> _What the task asks_: Rewrite the passage on scraping YouTube channel data from "The channel usernames" up to and including "to a dataframe.", putting "video details" wherever "video metadata" appears.

--- Start Text extract ---

The channel usernames are defined in a variable called channel_username, which has to be uncommented to pull its respective data. The rest of the code in the below chunk calls the previously defined functions to get unique video id's which are further used to get video metadata, and another check for the daily limit is performed to ensure smooth execution of the code. The scraped data is then converted to a dataframe. 

In [6]:
filename = "pewdiepie.csv"  # for pewdiepie data
# filename = "mrbeast.csv" # for mrbeast data

# Load existing data or create an empty DataFrame
try:
    df = pd.read_csv(filename)
    existing_ids = set(df['videoId'].tolist())
    print(f"Loaded existing data from {filename}.")
except FileNotFoundError:
    df = pd.DataFrame()
    existing_ids = set()
    print(f"{filename} not found. A new file will be created.")

# Defining channel names
channel_username = ['pewdiepie'] # Enabling this line by default to scrape PewDiePie's data
# channel_username = ['mrbeast6000'] # uncomment this line to scrape MrBeast data

# API key
api_key = 'AIzaSyBmEK-PE9FQzdqO14kx-NyOyh_PNrq4B9k'

# fetching the video id's
video_ids = fetch_video_ids(channel_username, api_key, existing_ids)

# fetching the metadata of each video 
for vid in video_ids:
    video_data = fetch_youtube_data(vid, api_key)

--- End Text extract ---
--- Start Source excerpt ---

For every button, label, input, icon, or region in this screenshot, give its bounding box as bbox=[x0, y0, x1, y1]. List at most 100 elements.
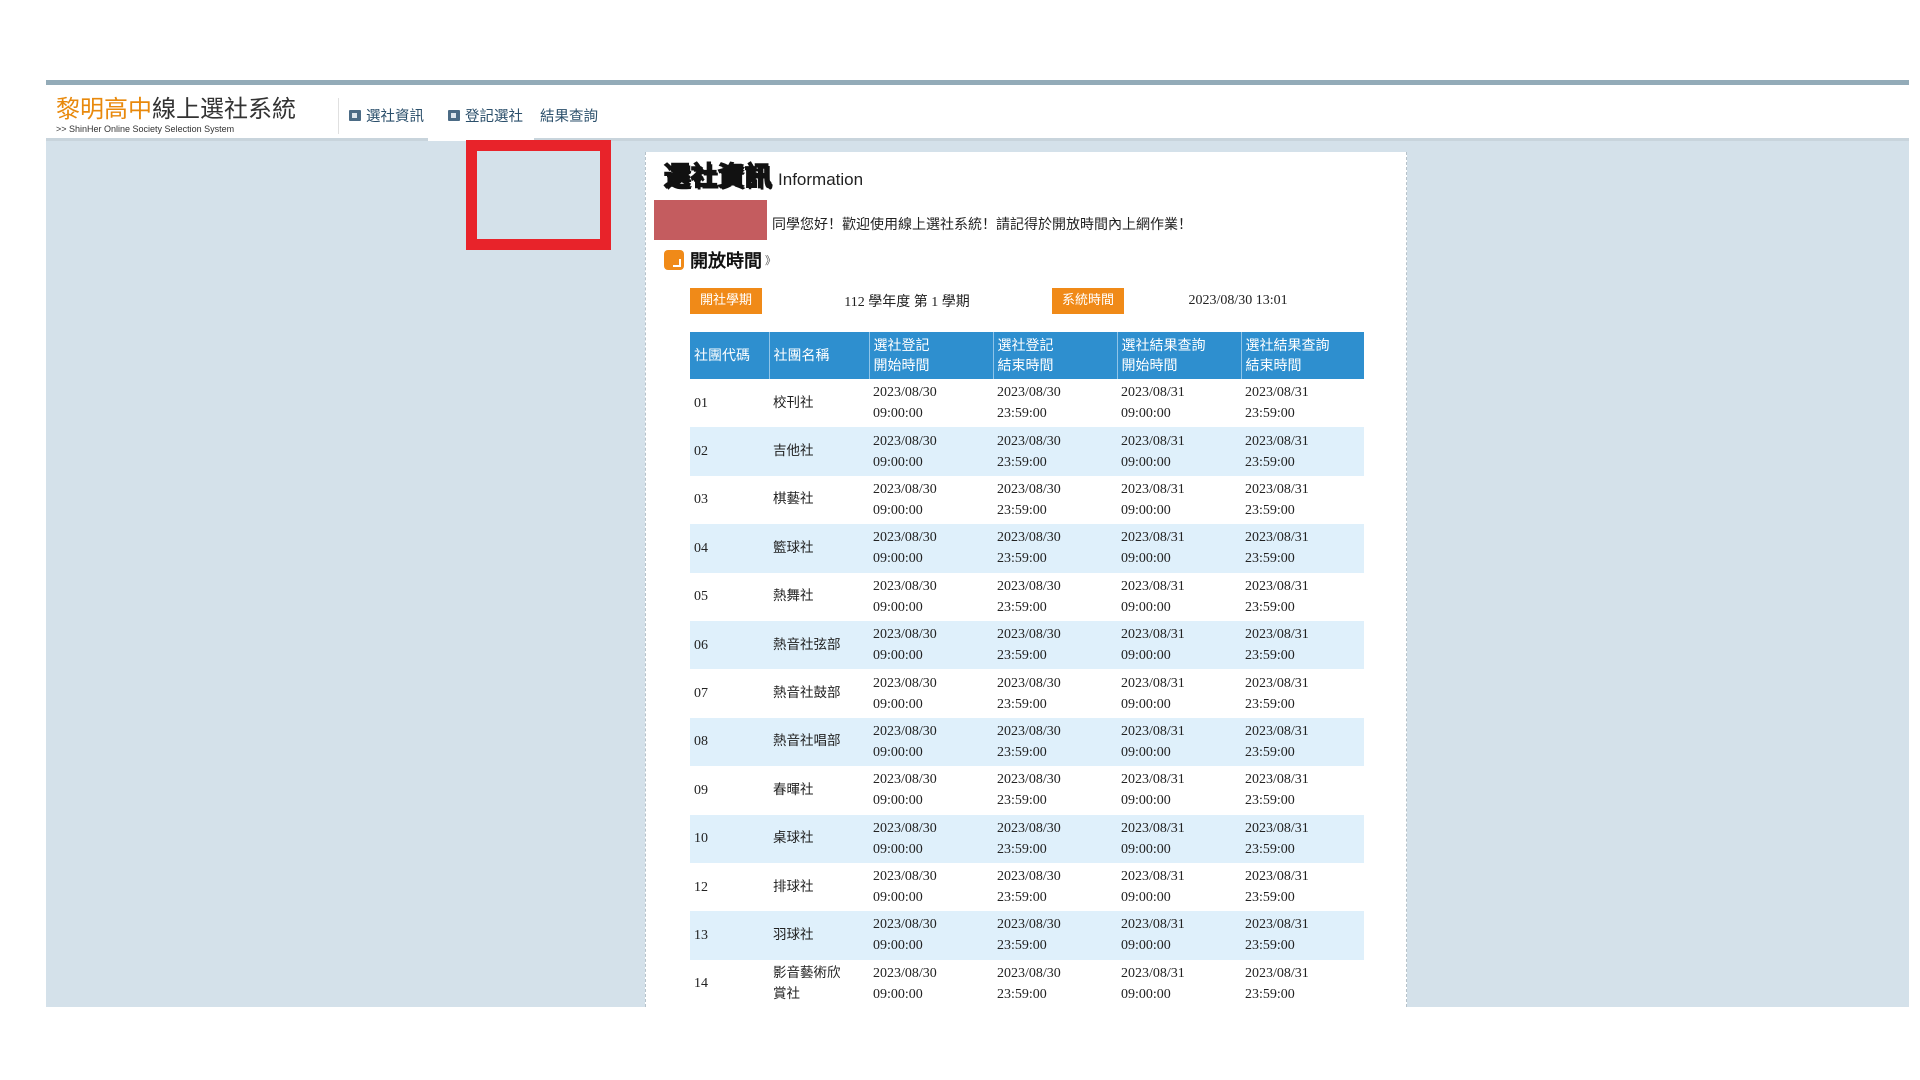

--- End Source excerpt ---

> _Answer for this exercise_:
The channel usernames are defined in a variable called channel_username, which has to be uncommented to pull its respective data. The rest of the code in the below chunk calls the previously defined functions to get unique video id's which are further used to get video details, and another check for the daily limit is performed to ensure smooth execution of the code. The scraped data is then converted to a dataframe.